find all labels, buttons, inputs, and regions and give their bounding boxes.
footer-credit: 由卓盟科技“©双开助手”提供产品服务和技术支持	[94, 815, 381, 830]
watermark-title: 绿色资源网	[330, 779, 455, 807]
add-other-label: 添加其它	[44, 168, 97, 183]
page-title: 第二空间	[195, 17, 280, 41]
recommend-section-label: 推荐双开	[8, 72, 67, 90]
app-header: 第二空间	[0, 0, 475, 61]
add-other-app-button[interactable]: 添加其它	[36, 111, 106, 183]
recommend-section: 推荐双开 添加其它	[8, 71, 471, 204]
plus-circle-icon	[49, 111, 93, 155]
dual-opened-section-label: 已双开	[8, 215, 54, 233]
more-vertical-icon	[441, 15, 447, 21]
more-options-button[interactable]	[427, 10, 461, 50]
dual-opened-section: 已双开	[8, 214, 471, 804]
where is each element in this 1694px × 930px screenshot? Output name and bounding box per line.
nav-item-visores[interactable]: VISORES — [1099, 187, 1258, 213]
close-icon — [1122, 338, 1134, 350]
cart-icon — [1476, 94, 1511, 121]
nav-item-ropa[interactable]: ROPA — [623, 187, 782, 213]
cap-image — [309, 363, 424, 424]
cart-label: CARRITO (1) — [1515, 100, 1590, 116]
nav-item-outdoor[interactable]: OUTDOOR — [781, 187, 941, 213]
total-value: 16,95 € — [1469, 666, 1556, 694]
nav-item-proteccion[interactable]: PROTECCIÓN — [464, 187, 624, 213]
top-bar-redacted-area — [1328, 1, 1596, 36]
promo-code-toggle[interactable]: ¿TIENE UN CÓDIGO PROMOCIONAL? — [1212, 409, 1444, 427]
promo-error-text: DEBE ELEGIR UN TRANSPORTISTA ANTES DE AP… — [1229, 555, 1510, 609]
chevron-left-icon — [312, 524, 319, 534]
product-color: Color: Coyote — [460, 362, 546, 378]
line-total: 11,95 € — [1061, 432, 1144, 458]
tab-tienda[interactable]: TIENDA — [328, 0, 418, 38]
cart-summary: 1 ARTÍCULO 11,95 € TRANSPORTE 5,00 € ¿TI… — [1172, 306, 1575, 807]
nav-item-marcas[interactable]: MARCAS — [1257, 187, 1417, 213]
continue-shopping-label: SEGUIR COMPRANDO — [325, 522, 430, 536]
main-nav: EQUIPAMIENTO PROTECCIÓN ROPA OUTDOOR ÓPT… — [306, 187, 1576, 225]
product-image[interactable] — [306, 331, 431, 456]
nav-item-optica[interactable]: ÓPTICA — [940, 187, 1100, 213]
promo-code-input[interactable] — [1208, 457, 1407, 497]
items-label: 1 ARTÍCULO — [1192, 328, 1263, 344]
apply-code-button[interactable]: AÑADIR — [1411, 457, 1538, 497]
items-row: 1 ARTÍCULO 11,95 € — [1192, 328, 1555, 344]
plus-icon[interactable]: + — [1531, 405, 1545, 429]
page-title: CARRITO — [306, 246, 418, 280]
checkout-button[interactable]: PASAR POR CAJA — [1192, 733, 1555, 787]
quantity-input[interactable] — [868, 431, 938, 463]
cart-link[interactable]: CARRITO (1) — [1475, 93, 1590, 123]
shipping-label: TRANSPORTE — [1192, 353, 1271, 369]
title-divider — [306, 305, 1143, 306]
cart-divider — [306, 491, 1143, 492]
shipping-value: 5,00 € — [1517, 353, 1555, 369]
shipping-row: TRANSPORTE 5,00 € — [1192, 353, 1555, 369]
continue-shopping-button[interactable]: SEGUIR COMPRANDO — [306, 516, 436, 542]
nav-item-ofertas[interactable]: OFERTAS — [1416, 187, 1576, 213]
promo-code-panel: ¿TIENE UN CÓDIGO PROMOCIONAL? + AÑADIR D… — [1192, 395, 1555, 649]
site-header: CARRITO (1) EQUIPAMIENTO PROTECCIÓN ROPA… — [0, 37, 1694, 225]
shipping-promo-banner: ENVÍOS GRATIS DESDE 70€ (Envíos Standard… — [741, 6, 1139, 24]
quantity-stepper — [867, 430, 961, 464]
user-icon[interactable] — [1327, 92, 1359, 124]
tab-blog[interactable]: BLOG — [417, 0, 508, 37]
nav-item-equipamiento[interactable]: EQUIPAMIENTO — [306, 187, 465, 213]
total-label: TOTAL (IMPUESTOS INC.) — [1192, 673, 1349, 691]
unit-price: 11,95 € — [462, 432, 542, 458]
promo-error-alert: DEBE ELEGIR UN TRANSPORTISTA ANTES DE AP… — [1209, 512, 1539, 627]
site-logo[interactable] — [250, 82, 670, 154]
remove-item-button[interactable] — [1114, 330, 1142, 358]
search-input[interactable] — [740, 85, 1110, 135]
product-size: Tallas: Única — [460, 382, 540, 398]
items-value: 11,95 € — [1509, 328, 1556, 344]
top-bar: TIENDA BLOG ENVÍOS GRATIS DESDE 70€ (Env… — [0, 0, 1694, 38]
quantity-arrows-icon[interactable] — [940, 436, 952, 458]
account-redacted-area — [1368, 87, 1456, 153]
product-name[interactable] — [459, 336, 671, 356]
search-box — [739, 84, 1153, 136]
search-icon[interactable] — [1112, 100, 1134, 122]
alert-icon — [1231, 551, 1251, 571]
================================
* What to produce
Copy every line of the entries above verbatim, from the first to the last, and change nothing.

* Answer for the task
find all labels, buttons, inputs, and regions and give their bounding boxes.
footer-credit: 由卓盟科技“©双开助手”提供产品服务和技术支持	[94, 815, 381, 830]
watermark-title: 绿色资源网	[330, 779, 455, 807]
add-other-label: 添加其它	[44, 168, 97, 183]
page-title: 第二空间	[195, 17, 280, 41]
recommend-section-label: 推荐双开	[8, 72, 67, 90]
app-header: 第二空间	[0, 0, 475, 61]
add-other-app-button[interactable]: 添加其它	[36, 111, 106, 183]
recommend-section: 推荐双开 添加其它	[8, 71, 471, 204]
plus-circle-icon	[49, 111, 93, 155]
dual-opened-section-label: 已双开	[8, 215, 54, 233]
more-vertical-icon	[441, 15, 447, 21]
more-options-button[interactable]	[427, 10, 461, 50]
dual-opened-section: 已双开	[8, 214, 471, 804]
where is each element in this 1694px × 930px screenshot? Output name and bounding box per line.
nav-item-visores[interactable]: VISORES — [1099, 187, 1258, 213]
close-icon — [1122, 338, 1134, 350]
cart-icon — [1476, 94, 1511, 121]
nav-item-ropa[interactable]: ROPA — [623, 187, 782, 213]
cap-image — [309, 363, 424, 424]
cart-label: CARRITO (1) — [1515, 100, 1590, 116]
nav-item-outdoor[interactable]: OUTDOOR — [781, 187, 941, 213]
total-value: 16,95 € — [1469, 666, 1556, 694]
nav-item-proteccion[interactable]: PROTECCIÓN — [464, 187, 624, 213]
top-bar-redacted-area — [1328, 1, 1596, 36]
promo-code-toggle[interactable]: ¿TIENE UN CÓDIGO PROMOCIONAL? — [1212, 409, 1444, 427]
promo-error-text: DEBE ELEGIR UN TRANSPORTISTA ANTES DE AP… — [1229, 555, 1510, 609]
chevron-left-icon — [312, 524, 319, 534]
product-color: Color: Coyote — [460, 362, 546, 378]
line-total: 11,95 € — [1061, 432, 1144, 458]
tab-tienda[interactable]: TIENDA — [328, 0, 418, 38]
cart-summary: 1 ARTÍCULO 11,95 € TRANSPORTE 5,00 € ¿TI… — [1172, 306, 1575, 807]
nav-item-marcas[interactable]: MARCAS — [1257, 187, 1417, 213]
continue-shopping-label: SEGUIR COMPRANDO — [325, 522, 430, 536]
main-nav: EQUIPAMIENTO PROTECCIÓN ROPA OUTDOOR ÓPT… — [306, 187, 1576, 225]
product-image[interactable] — [306, 331, 431, 456]
nav-item-optica[interactable]: ÓPTICA — [940, 187, 1100, 213]
promo-code-input[interactable] — [1208, 457, 1407, 497]
items-label: 1 ARTÍCULO — [1192, 328, 1263, 344]
apply-code-button[interactable]: AÑADIR — [1411, 457, 1538, 497]
items-row: 1 ARTÍCULO 11,95 € — [1192, 328, 1555, 344]
plus-icon[interactable]: + — [1531, 405, 1545, 429]
page-title: CARRITO — [306, 246, 418, 280]
checkout-button[interactable]: PASAR POR CAJA — [1192, 733, 1555, 787]
quantity-input[interactable] — [868, 431, 938, 463]
cart-link[interactable]: CARRITO (1) — [1475, 93, 1590, 123]
shipping-label: TRANSPORTE — [1192, 353, 1271, 369]
title-divider — [306, 305, 1143, 306]
cart-divider — [306, 491, 1143, 492]
shipping-value: 5,00 € — [1517, 353, 1555, 369]
shipping-row: TRANSPORTE 5,00 € — [1192, 353, 1555, 369]
continue-shopping-button[interactable]: SEGUIR COMPRANDO — [306, 516, 436, 542]
nav-item-ofertas[interactable]: OFERTAS — [1416, 187, 1576, 213]
promo-code-panel: ¿TIENE UN CÓDIGO PROMOCIONAL? + AÑADIR D… — [1192, 395, 1555, 649]
site-header: CARRITO (1) EQUIPAMIENTO PROTECCIÓN ROPA… — [0, 37, 1694, 225]
shipping-promo-banner: ENVÍOS GRATIS DESDE 70€ (Envíos Standard… — [741, 6, 1139, 24]
quantity-stepper — [867, 430, 961, 464]
user-icon[interactable] — [1327, 92, 1359, 124]
tab-blog[interactable]: BLOG — [417, 0, 508, 37]
nav-item-equipamiento[interactable]: EQUIPAMIENTO — [306, 187, 465, 213]
total-label: TOTAL (IMPUESTOS INC.) — [1192, 673, 1349, 691]
unit-price: 11,95 € — [462, 432, 542, 458]
promo-error-alert: DEBE ELEGIR UN TRANSPORTISTA ANTES DE AP… — [1209, 512, 1539, 627]
site-logo[interactable] — [250, 82, 670, 154]
remove-item-button[interactable] — [1114, 330, 1142, 358]
search-input[interactable] — [740, 85, 1110, 135]
product-size: Tallas: Única — [460, 382, 540, 398]
items-value: 11,95 € — [1509, 328, 1556, 344]
top-bar: TIENDA BLOG ENVÍOS GRATIS DESDE 70€ (Env… — [0, 0, 1694, 38]
quantity-arrows-icon[interactable] — [940, 436, 952, 458]
account-redacted-area — [1368, 87, 1456, 153]
product-name[interactable] — [459, 336, 671, 356]
search-box — [739, 84, 1153, 136]
search-icon[interactable] — [1112, 100, 1134, 122]
alert-icon — [1231, 551, 1251, 571]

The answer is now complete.